[Dataset excerpt]
— Start —

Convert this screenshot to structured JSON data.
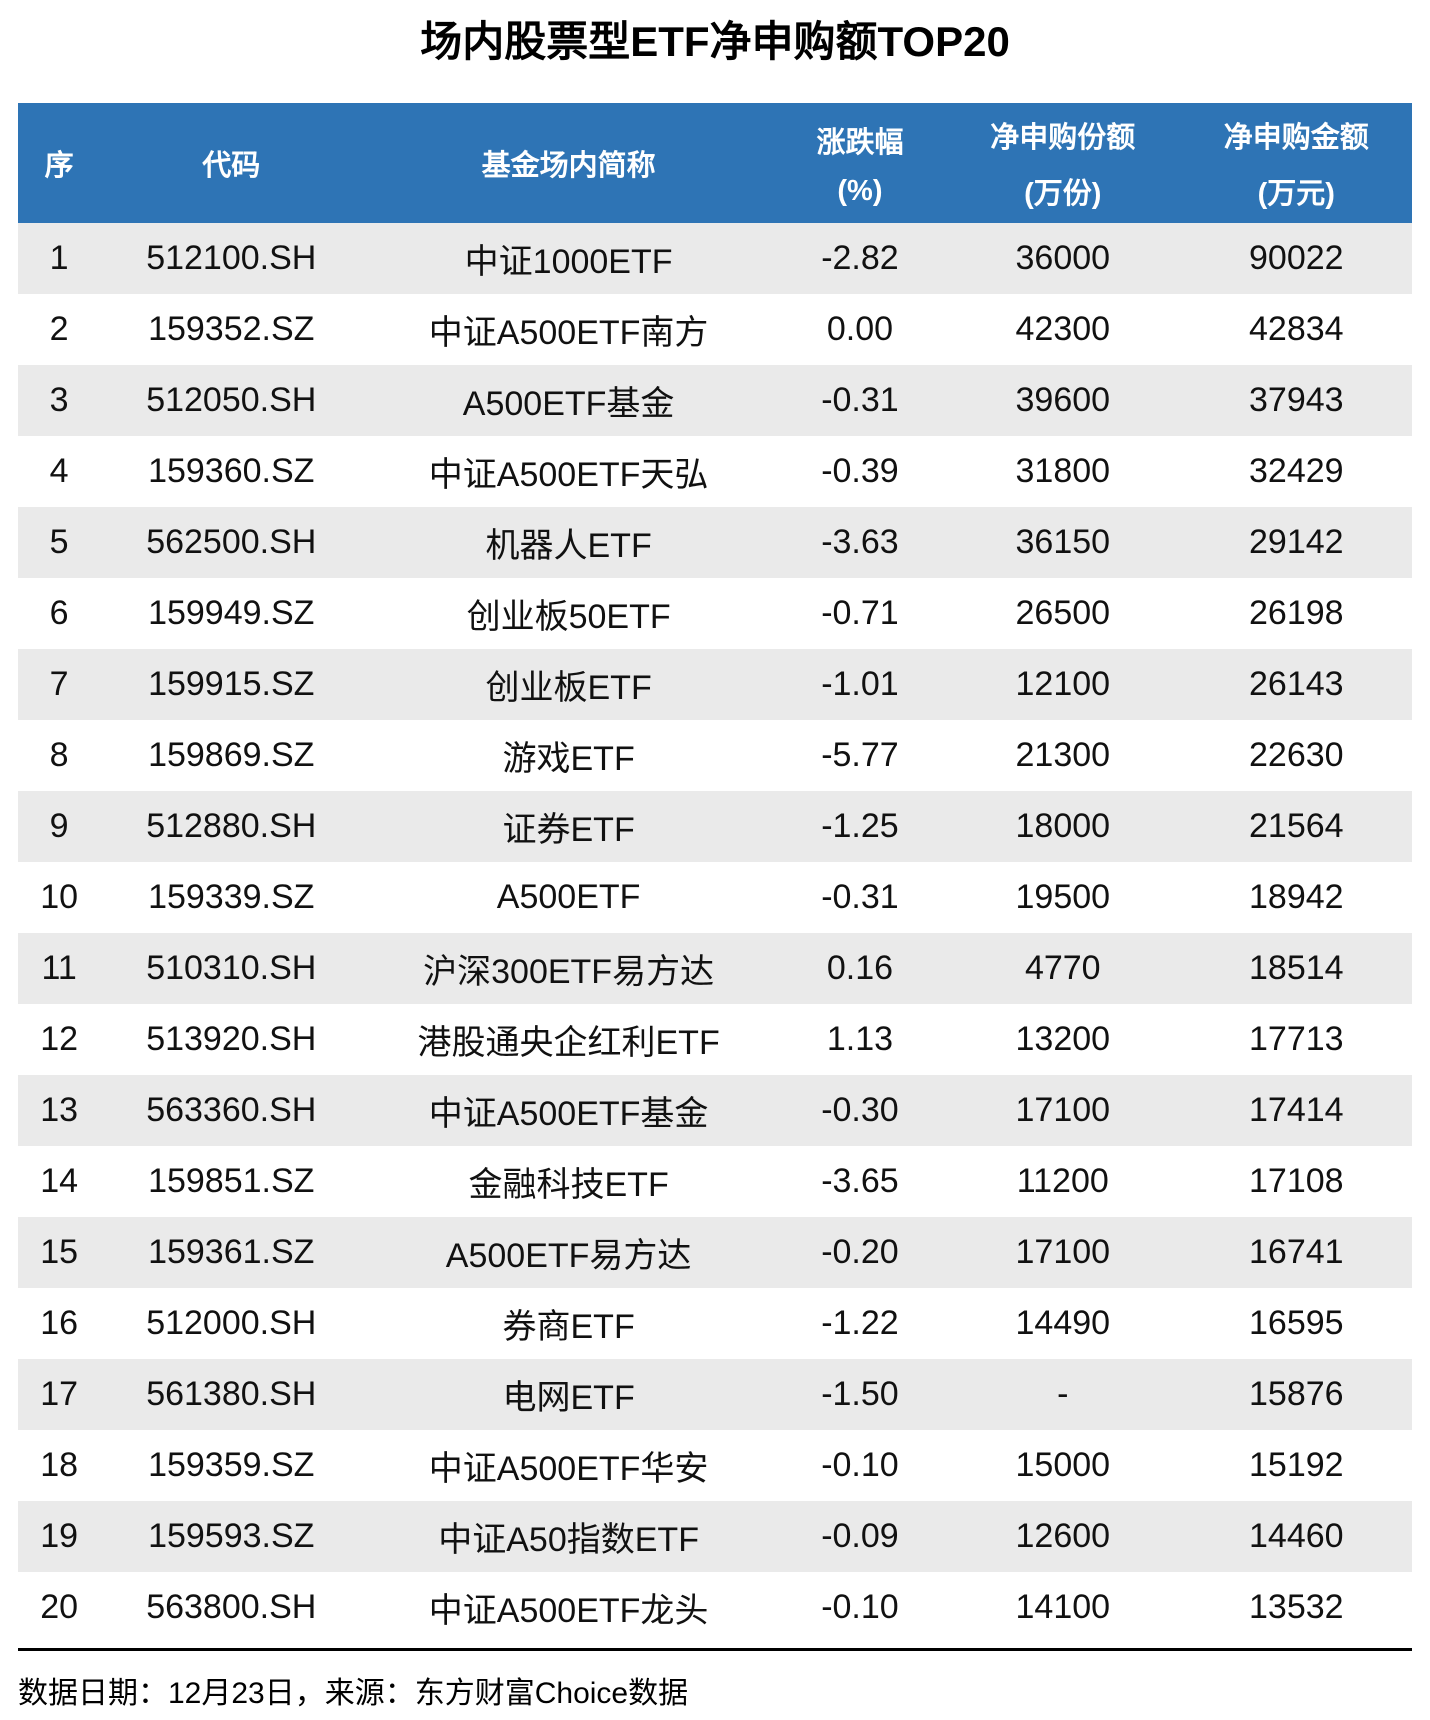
{
  "title": "场内股票型ETF净申购额TOP20",
  "colors": {
    "header_bg": "#2E74B5",
    "header_text": "#FFFFFF",
    "row_alt_bg": "#EAEAEA",
    "row_bg": "#FFFFFF",
    "text": "#111111",
    "rule": "#000000"
  },
  "footer": {
    "text": "数据日期：12月23日，来源：东方财富Choice数据"
  },
  "chart_data": {
    "type": "table",
    "title": "场内股票型ETF净申购额TOP20",
    "legend_position": "none",
    "grid": "alternating-row-shading",
    "columns": [
      {
        "id": "seq",
        "line1": "序",
        "line2": ""
      },
      {
        "id": "code",
        "line1": "代码",
        "line2": ""
      },
      {
        "id": "name",
        "line1": "基金场内简称",
        "line2": ""
      },
      {
        "id": "change",
        "line1": "涨跌幅",
        "line2": "(%)"
      },
      {
        "id": "shares",
        "line1": "净申购份额",
        "line2": "(万份)"
      },
      {
        "id": "amount",
        "line1": "净申购金额",
        "line2": "(万元)"
      }
    ],
    "rows": [
      {
        "seq": "1",
        "code": "512100.SH",
        "name": "中证1000ETF",
        "change": "-2.82",
        "shares": "36000",
        "amount": "90022"
      },
      {
        "seq": "2",
        "code": "159352.SZ",
        "name": "中证A500ETF南方",
        "change": "0.00",
        "shares": "42300",
        "amount": "42834"
      },
      {
        "seq": "3",
        "code": "512050.SH",
        "name": "A500ETF基金",
        "change": "-0.31",
        "shares": "39600",
        "amount": "37943"
      },
      {
        "seq": "4",
        "code": "159360.SZ",
        "name": "中证A500ETF天弘",
        "change": "-0.39",
        "shares": "31800",
        "amount": "32429"
      },
      {
        "seq": "5",
        "code": "562500.SH",
        "name": "机器人ETF",
        "change": "-3.63",
        "shares": "36150",
        "amount": "29142"
      },
      {
        "seq": "6",
        "code": "159949.SZ",
        "name": "创业板50ETF",
        "change": "-0.71",
        "shares": "26500",
        "amount": "26198"
      },
      {
        "seq": "7",
        "code": "159915.SZ",
        "name": "创业板ETF",
        "change": "-1.01",
        "shares": "12100",
        "amount": "26143"
      },
      {
        "seq": "8",
        "code": "159869.SZ",
        "name": "游戏ETF",
        "change": "-5.77",
        "shares": "21300",
        "amount": "22630"
      },
      {
        "seq": "9",
        "code": "512880.SH",
        "name": "证券ETF",
        "change": "-1.25",
        "shares": "18000",
        "amount": "21564"
      },
      {
        "seq": "10",
        "code": "159339.SZ",
        "name": "A500ETF",
        "change": "-0.31",
        "shares": "19500",
        "amount": "18942"
      },
      {
        "seq": "11",
        "code": "510310.SH",
        "name": "沪深300ETF易方达",
        "change": "0.16",
        "shares": "4770",
        "amount": "18514"
      },
      {
        "seq": "12",
        "code": "513920.SH",
        "name": "港股通央企红利ETF",
        "change": "1.13",
        "shares": "13200",
        "amount": "17713"
      },
      {
        "seq": "13",
        "code": "563360.SH",
        "name": "中证A500ETF基金",
        "change": "-0.30",
        "shares": "17100",
        "amount": "17414"
      },
      {
        "seq": "14",
        "code": "159851.SZ",
        "name": "金融科技ETF",
        "change": "-3.65",
        "shares": "11200",
        "amount": "17108"
      },
      {
        "seq": "15",
        "code": "159361.SZ",
        "name": "A500ETF易方达",
        "change": "-0.20",
        "shares": "17100",
        "amount": "16741"
      },
      {
        "seq": "16",
        "code": "512000.SH",
        "name": "券商ETF",
        "change": "-1.22",
        "shares": "14490",
        "amount": "16595"
      },
      {
        "seq": "17",
        "code": "561380.SH",
        "name": "电网ETF",
        "change": "-1.50",
        "shares": "-",
        "amount": "15876"
      },
      {
        "seq": "18",
        "code": "159359.SZ",
        "name": "中证A500ETF华安",
        "change": "-0.10",
        "shares": "15000",
        "amount": "15192"
      },
      {
        "seq": "19",
        "code": "159593.SZ",
        "name": "中证A50指数ETF",
        "change": "-0.09",
        "shares": "12600",
        "amount": "14460"
      },
      {
        "seq": "20",
        "code": "563800.SH",
        "name": "中证A500ETF龙头",
        "change": "-0.10",
        "shares": "14100",
        "amount": "13532"
      }
    ]
  }
}
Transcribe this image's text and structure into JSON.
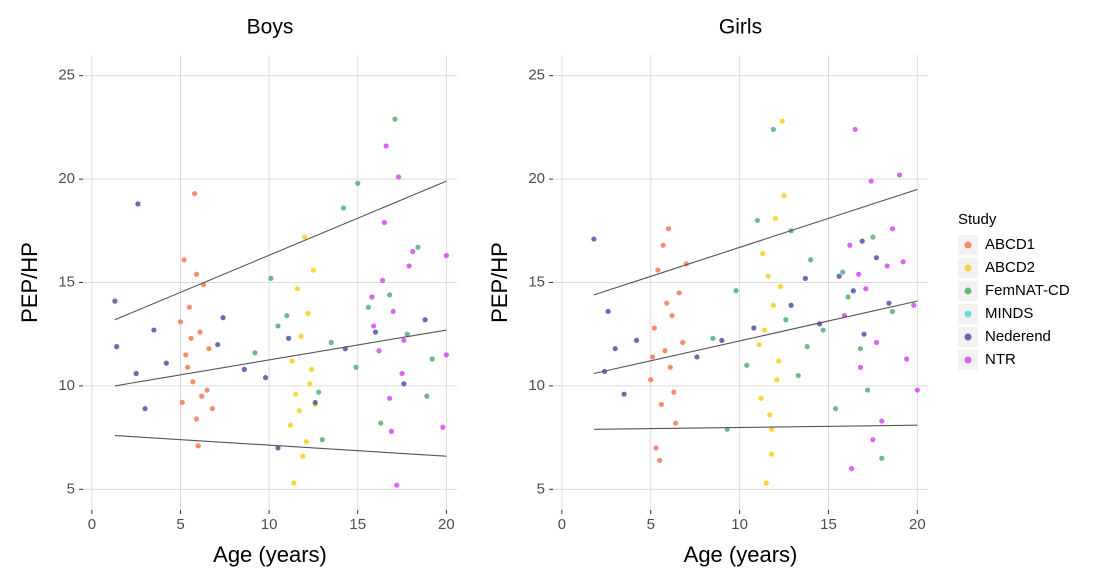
{
  "chart_data": [
    {
      "type": "scatter",
      "title": "Boys",
      "x_label": "Age (years)",
      "y_label": "PEP/HP",
      "xlim": [
        -0.5,
        20.6
      ],
      "ylim": [
        4,
        26
      ],
      "xticks": [
        0,
        5,
        10,
        15,
        20
      ],
      "yticks": [
        5,
        10,
        15,
        20,
        25
      ],
      "grid": true,
      "series": [
        {
          "color": "#f4683a",
          "x": [
            5.1,
            5.3,
            5.5,
            5.7,
            5.9,
            6.1,
            6.3,
            6.5,
            5.2,
            5.8,
            6.0,
            5.4,
            6.6,
            5.6,
            6.2,
            5.0,
            6.8,
            5.9
          ],
          "values": [
            9.2,
            11.5,
            13.8,
            10.2,
            8.4,
            12.6,
            14.9,
            9.8,
            16.1,
            19.3,
            7.1,
            10.9,
            11.8,
            12.3,
            9.5,
            13.1,
            8.9,
            15.4
          ]
        },
        {
          "color": "#f5c800",
          "x": [
            11.2,
            11.5,
            11.8,
            12.1,
            12.4,
            11.6,
            12.0,
            12.6,
            11.3,
            11.9,
            12.2,
            11.7,
            12.5,
            11.4,
            12.3
          ],
          "values": [
            8.1,
            9.6,
            12.4,
            7.3,
            10.8,
            14.7,
            17.2,
            9.1,
            11.2,
            6.6,
            13.5,
            8.8,
            15.6,
            5.3,
            10.1
          ]
        },
        {
          "color": "#3aa55c",
          "x": [
            9.2,
            10.1,
            11.0,
            12.8,
            13.5,
            14.2,
            14.9,
            15.6,
            16.3,
            17.1,
            17.8,
            18.4,
            19.2,
            13.0,
            15.0,
            16.8,
            18.9,
            10.5
          ],
          "values": [
            11.6,
            15.2,
            13.4,
            9.7,
            12.1,
            18.6,
            10.9,
            13.8,
            8.2,
            22.9,
            12.5,
            16.7,
            11.3,
            7.4,
            19.8,
            14.4,
            9.5,
            12.9
          ]
        },
        {
          "color": "#40d0d0",
          "x": [],
          "values": []
        },
        {
          "color": "#3a3a9a",
          "x": [
            1.3,
            2.6,
            1.4,
            3.5,
            2.5,
            4.2,
            7.4,
            8.6,
            3.0,
            7.1,
            9.8,
            12.6,
            14.3,
            16.0,
            17.6,
            18.8,
            10.5,
            11.1
          ],
          "values": [
            14.1,
            18.8,
            11.9,
            12.7,
            10.6,
            11.1,
            13.3,
            10.8,
            8.9,
            12.0,
            10.4,
            9.2,
            11.8,
            12.6,
            10.1,
            13.2,
            7.0,
            12.3
          ]
        },
        {
          "color": "#cc33ee",
          "x": [
            15.8,
            16.2,
            16.5,
            16.8,
            17.0,
            17.3,
            17.6,
            17.9,
            16.6,
            16.9,
            17.2,
            15.9,
            18.1,
            20.0,
            20.0,
            19.8,
            16.4,
            17.5
          ],
          "values": [
            14.3,
            11.7,
            17.9,
            9.4,
            13.6,
            20.1,
            12.2,
            15.8,
            21.6,
            7.8,
            5.2,
            12.9,
            16.5,
            16.3,
            11.5,
            8.0,
            15.1,
            10.6
          ]
        }
      ],
      "fit_lines": [
        {
          "x": [
            1.3,
            20
          ],
          "values": [
            13.2,
            19.9
          ]
        },
        {
          "x": [
            1.3,
            20
          ],
          "values": [
            10.0,
            12.7
          ]
        },
        {
          "x": [
            1.3,
            20
          ],
          "values": [
            7.6,
            6.6
          ]
        }
      ]
    },
    {
      "type": "scatter",
      "title": "Girls",
      "x_label": "Age (years)",
      "y_label": "PEP/HP",
      "xlim": [
        -0.5,
        20.6
      ],
      "ylim": [
        4,
        26
      ],
      "xticks": [
        0,
        5,
        10,
        15,
        20
      ],
      "yticks": [
        5,
        10,
        15,
        20,
        25
      ],
      "grid": true,
      "legend_title": "Study",
      "legend": "right",
      "series": [
        {
          "name": "ABCD1",
          "color": "#f4683a",
          "x": [
            5.0,
            5.2,
            5.4,
            5.6,
            5.8,
            6.0,
            6.2,
            6.4,
            6.6,
            5.3,
            5.7,
            6.1,
            6.8,
            5.5,
            5.9,
            6.3,
            7.0,
            5.1
          ],
          "values": [
            10.3,
            12.8,
            15.6,
            9.1,
            11.7,
            17.6,
            13.4,
            8.2,
            14.5,
            7.0,
            16.8,
            10.9,
            12.1,
            6.4,
            14.0,
            9.7,
            15.9,
            11.4
          ]
        },
        {
          "name": "ABCD2",
          "color": "#f5c800",
          "x": [
            11.2,
            11.4,
            11.6,
            11.8,
            12.0,
            12.2,
            12.4,
            11.5,
            11.9,
            12.1,
            11.3,
            11.7,
            12.3,
            11.1,
            12.5,
            11.8
          ],
          "values": [
            9.4,
            12.7,
            15.3,
            7.9,
            18.1,
            11.2,
            22.8,
            5.3,
            13.9,
            10.3,
            16.4,
            8.6,
            14.8,
            12.0,
            19.2,
            6.7
          ]
        },
        {
          "name": "FemNAT-CD",
          "color": "#3aa55c",
          "x": [
            8.5,
            9.3,
            9.8,
            10.4,
            11.0,
            11.9,
            12.6,
            13.3,
            14.0,
            14.7,
            15.4,
            16.1,
            16.8,
            17.5,
            18.0,
            18.6,
            13.8,
            15.8,
            17.2,
            12.9
          ],
          "values": [
            12.3,
            7.9,
            14.6,
            11.0,
            18.0,
            22.4,
            13.2,
            10.5,
            16.1,
            12.7,
            8.9,
            14.3,
            11.8,
            17.2,
            6.5,
            13.6,
            11.9,
            15.5,
            9.8,
            17.5
          ]
        },
        {
          "name": "MINDS",
          "color": "#40d0d0",
          "x": [],
          "values": []
        },
        {
          "name": "Nederend",
          "color": "#3a3a9a",
          "x": [
            1.8,
            2.6,
            3.0,
            3.5,
            2.4,
            4.2,
            7.6,
            9.0,
            10.8,
            12.9,
            14.5,
            15.6,
            16.4,
            17.0,
            17.7,
            18.4,
            13.7,
            16.9
          ],
          "values": [
            17.1,
            13.6,
            11.8,
            9.6,
            10.7,
            12.2,
            11.4,
            12.2,
            12.8,
            13.9,
            13.0,
            15.3,
            14.6,
            12.5,
            16.2,
            14.0,
            15.2,
            17.0
          ]
        },
        {
          "name": "NTR",
          "color": "#cc33ee",
          "x": [
            15.9,
            16.2,
            16.5,
            16.8,
            17.1,
            17.4,
            17.7,
            18.0,
            18.3,
            18.6,
            19.0,
            19.4,
            19.8,
            20.0,
            16.3,
            17.5,
            16.7,
            19.2
          ],
          "values": [
            13.4,
            16.8,
            22.4,
            10.9,
            14.7,
            19.9,
            12.1,
            8.3,
            15.8,
            17.6,
            20.2,
            11.3,
            13.9,
            9.8,
            6.0,
            7.4,
            15.4,
            16.0
          ]
        }
      ],
      "fit_lines": [
        {
          "x": [
            1.8,
            20
          ],
          "values": [
            14.4,
            19.5
          ]
        },
        {
          "x": [
            1.8,
            20
          ],
          "values": [
            10.6,
            14.1
          ]
        },
        {
          "x": [
            1.8,
            20
          ],
          "values": [
            7.9,
            8.1
          ]
        }
      ]
    }
  ]
}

— End —

→ Required work
Where a line contains "this", copy that line.

→ Correct answer
Convert this screenshot to structured JSON data.
Transcribe this image's text and structure into JSON.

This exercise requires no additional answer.